- _AIM_: Locate every line that holds the string "карты" and copy it.

- _ITEMS_:

+ + + + + + +

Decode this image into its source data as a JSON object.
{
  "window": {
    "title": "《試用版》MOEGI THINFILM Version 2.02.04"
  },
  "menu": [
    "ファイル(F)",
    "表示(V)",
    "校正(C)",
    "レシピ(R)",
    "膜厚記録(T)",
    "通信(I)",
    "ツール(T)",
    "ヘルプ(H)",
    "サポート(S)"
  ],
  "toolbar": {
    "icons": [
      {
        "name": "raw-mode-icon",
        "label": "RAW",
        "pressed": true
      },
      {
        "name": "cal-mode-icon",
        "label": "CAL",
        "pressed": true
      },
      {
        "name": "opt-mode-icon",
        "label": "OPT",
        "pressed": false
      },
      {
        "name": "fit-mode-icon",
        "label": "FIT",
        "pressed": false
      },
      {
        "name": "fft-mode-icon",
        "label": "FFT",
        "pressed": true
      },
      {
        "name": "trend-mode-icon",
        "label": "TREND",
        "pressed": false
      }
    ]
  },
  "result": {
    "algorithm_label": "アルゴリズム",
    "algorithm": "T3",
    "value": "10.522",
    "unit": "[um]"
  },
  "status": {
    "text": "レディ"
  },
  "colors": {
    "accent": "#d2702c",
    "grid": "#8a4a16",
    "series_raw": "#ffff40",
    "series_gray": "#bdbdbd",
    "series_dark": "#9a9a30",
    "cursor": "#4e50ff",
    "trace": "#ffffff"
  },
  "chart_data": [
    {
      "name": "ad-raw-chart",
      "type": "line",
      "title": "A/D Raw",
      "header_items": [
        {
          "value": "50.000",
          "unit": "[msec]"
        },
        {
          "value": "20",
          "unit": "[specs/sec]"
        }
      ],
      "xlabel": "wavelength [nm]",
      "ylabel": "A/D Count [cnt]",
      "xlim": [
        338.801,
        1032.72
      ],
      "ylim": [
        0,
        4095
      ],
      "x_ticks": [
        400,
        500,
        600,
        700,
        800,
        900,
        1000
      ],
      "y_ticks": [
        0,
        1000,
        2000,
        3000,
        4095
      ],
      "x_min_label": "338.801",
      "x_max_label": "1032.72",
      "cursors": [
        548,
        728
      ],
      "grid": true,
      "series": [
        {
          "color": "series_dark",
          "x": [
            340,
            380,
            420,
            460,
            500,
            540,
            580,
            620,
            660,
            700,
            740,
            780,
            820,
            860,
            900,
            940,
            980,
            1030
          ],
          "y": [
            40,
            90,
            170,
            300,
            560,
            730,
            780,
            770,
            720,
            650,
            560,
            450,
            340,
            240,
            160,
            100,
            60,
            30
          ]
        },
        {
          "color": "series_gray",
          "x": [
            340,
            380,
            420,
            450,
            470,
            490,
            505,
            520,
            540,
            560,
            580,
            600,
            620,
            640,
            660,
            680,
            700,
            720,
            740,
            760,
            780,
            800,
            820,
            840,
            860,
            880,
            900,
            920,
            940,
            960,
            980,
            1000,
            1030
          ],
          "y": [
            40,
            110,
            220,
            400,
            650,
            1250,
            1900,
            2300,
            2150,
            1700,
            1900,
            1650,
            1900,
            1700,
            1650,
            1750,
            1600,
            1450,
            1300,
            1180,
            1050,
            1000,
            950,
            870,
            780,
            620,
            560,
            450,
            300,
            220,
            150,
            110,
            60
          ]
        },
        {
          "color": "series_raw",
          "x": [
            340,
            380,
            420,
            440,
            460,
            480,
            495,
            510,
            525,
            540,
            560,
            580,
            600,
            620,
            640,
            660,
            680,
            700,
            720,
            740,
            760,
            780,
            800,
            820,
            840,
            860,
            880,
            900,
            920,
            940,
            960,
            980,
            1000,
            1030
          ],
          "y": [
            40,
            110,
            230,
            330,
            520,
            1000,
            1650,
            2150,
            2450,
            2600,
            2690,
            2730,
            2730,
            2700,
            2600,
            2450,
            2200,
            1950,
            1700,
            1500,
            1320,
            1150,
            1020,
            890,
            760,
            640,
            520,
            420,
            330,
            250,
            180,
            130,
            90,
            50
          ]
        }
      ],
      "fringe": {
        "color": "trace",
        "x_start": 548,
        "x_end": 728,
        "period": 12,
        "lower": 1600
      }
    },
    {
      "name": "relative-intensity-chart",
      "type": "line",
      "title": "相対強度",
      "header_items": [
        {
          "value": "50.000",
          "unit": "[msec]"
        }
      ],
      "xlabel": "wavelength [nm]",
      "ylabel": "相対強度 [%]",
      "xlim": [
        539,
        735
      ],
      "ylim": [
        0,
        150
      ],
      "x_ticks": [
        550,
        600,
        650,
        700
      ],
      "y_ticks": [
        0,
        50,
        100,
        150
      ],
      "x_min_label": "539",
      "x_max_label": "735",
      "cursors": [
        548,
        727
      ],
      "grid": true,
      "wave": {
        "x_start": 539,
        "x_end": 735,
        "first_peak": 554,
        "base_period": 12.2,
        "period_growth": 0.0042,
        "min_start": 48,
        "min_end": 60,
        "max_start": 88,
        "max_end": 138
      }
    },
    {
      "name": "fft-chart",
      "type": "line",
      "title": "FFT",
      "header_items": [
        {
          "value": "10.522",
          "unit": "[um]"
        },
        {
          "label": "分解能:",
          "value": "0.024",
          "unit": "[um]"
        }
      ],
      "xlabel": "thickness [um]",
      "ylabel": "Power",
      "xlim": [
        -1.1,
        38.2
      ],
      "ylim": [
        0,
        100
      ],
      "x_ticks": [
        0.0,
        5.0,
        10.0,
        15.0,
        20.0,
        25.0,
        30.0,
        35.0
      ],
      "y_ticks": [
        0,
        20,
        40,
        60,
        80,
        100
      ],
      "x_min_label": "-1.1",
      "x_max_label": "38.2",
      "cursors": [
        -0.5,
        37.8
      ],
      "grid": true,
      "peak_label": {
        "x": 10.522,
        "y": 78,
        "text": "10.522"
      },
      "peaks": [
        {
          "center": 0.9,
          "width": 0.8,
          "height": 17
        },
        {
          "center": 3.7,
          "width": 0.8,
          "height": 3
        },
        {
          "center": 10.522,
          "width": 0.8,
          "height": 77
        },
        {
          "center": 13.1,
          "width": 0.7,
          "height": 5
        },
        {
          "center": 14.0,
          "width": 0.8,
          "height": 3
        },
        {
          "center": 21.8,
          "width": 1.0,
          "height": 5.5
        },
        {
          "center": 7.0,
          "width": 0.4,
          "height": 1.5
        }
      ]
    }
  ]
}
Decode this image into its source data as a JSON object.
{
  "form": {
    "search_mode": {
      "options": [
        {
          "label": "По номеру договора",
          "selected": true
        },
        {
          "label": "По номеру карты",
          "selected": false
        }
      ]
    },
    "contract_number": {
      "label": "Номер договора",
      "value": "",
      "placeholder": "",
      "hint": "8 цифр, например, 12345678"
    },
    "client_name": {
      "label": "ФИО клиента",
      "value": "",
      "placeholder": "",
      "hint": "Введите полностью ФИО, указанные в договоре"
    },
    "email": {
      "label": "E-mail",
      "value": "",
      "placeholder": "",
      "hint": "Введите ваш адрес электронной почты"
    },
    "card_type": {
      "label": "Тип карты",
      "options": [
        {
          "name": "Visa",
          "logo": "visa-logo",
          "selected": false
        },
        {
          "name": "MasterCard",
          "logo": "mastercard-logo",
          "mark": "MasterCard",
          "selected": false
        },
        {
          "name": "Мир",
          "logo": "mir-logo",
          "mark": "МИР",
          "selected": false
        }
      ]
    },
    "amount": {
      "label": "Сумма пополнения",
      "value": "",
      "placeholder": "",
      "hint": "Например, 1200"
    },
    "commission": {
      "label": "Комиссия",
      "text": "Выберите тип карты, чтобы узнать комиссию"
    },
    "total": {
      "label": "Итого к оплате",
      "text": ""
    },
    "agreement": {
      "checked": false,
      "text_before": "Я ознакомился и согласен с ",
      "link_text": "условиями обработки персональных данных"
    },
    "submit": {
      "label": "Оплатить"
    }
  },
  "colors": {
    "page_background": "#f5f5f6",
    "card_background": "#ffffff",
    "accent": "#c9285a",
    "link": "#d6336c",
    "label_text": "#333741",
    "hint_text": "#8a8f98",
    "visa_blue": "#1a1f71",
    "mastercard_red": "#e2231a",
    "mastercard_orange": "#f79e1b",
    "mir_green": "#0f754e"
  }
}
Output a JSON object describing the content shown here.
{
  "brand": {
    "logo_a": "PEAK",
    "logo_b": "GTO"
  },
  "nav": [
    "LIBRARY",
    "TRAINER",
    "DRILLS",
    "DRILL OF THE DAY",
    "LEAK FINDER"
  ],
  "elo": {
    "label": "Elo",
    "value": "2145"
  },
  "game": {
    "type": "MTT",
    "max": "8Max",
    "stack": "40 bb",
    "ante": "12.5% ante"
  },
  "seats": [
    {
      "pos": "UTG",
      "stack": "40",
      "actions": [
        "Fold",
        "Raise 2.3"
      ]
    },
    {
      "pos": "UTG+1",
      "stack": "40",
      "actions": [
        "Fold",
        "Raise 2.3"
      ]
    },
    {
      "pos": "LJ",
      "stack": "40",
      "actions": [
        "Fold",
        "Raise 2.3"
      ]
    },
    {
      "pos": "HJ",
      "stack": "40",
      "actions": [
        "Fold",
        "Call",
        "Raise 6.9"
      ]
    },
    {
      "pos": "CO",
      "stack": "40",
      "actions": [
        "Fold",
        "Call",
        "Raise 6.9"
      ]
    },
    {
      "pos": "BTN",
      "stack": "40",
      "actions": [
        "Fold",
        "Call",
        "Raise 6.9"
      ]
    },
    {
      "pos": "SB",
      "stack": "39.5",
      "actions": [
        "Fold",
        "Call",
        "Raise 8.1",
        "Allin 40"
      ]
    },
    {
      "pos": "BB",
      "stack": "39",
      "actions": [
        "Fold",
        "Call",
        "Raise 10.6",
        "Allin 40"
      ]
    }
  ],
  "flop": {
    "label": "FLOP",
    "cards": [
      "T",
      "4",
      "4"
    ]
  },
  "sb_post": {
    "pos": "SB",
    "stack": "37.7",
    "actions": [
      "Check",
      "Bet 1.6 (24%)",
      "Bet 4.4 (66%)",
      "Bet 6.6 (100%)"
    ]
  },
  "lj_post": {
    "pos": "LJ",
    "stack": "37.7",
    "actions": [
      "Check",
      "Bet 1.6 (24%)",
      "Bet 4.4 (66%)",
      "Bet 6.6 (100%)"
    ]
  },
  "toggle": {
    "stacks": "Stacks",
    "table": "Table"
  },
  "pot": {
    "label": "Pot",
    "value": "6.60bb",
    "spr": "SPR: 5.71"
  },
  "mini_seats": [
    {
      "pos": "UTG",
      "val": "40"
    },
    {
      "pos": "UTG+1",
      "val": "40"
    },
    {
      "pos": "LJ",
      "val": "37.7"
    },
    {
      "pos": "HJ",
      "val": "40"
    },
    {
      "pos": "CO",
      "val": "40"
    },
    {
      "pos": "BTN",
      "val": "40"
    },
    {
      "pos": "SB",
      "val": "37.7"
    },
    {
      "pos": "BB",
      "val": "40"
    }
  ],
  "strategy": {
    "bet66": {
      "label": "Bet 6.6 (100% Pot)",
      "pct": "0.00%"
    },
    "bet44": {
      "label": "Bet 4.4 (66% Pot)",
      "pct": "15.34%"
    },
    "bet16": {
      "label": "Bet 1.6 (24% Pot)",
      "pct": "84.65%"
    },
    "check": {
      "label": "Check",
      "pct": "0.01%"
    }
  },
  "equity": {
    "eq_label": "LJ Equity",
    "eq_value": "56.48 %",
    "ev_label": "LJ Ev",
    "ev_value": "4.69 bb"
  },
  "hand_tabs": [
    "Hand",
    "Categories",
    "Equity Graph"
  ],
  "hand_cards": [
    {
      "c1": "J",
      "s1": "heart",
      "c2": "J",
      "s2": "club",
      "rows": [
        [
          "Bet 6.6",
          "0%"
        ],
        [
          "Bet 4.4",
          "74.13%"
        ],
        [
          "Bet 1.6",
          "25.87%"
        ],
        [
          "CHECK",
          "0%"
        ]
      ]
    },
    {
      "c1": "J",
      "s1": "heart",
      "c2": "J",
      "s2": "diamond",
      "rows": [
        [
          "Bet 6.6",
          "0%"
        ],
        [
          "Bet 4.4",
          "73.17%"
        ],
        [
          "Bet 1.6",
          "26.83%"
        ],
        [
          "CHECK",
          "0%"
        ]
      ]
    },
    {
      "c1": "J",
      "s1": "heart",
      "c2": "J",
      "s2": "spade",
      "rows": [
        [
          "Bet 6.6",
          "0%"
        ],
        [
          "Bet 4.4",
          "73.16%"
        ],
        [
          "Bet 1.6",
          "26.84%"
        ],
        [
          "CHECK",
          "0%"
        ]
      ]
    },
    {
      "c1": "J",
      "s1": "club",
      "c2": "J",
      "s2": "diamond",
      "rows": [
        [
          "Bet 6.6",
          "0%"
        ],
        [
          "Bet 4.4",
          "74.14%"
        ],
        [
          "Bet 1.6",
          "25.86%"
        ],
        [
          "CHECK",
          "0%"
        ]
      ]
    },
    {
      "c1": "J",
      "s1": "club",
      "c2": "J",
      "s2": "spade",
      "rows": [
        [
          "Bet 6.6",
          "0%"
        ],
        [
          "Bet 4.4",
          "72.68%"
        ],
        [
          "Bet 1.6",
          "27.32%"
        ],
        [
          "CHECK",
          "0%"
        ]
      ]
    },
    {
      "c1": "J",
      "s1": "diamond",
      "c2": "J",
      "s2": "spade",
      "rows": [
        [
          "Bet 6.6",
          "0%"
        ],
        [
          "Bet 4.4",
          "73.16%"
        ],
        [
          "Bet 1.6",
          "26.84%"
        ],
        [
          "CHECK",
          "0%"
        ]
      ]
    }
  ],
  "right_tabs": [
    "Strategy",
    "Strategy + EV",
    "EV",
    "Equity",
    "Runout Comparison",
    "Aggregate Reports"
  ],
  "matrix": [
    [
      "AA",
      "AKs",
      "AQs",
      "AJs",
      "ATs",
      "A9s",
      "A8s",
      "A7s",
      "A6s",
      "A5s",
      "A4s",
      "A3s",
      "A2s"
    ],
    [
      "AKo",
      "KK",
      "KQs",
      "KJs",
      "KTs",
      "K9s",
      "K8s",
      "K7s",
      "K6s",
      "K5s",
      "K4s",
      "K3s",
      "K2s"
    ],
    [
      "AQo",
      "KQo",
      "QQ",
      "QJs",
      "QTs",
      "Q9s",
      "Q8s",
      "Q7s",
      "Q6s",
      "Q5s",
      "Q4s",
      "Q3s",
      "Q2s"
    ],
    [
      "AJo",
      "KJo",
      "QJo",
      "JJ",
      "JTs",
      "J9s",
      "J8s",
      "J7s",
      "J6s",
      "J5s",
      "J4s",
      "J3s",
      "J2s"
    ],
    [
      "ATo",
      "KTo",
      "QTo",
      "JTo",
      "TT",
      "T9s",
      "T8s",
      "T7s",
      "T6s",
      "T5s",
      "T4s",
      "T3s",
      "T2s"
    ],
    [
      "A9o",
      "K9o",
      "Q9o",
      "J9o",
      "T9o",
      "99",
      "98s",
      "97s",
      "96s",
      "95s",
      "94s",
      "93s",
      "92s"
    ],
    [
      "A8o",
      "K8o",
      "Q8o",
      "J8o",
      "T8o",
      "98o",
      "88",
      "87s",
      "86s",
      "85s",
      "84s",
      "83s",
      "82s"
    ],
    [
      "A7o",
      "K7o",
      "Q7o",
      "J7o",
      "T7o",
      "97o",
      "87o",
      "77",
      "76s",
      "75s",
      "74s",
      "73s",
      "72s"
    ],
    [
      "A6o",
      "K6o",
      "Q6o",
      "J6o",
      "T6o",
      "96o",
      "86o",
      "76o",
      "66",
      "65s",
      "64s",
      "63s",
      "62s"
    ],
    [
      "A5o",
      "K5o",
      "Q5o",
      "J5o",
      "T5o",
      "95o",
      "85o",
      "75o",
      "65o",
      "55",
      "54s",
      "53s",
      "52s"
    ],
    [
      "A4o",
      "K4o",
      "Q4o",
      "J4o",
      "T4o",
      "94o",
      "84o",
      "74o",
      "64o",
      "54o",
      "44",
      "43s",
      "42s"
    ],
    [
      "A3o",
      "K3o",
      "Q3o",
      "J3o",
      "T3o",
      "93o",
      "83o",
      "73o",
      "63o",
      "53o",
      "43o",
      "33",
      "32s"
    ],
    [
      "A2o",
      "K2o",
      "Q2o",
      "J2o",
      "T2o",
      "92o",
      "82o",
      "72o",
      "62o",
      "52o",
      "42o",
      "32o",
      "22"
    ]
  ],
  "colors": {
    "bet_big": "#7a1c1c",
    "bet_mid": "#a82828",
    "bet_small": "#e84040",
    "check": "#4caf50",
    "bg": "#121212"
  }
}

+ + + + + + +

- _ANSWER IN FULL_:
          "label": "По номеру карты",
      "label": "Тип карты",
      "text": "Выберите тип карты, чтобы узнать комиссию"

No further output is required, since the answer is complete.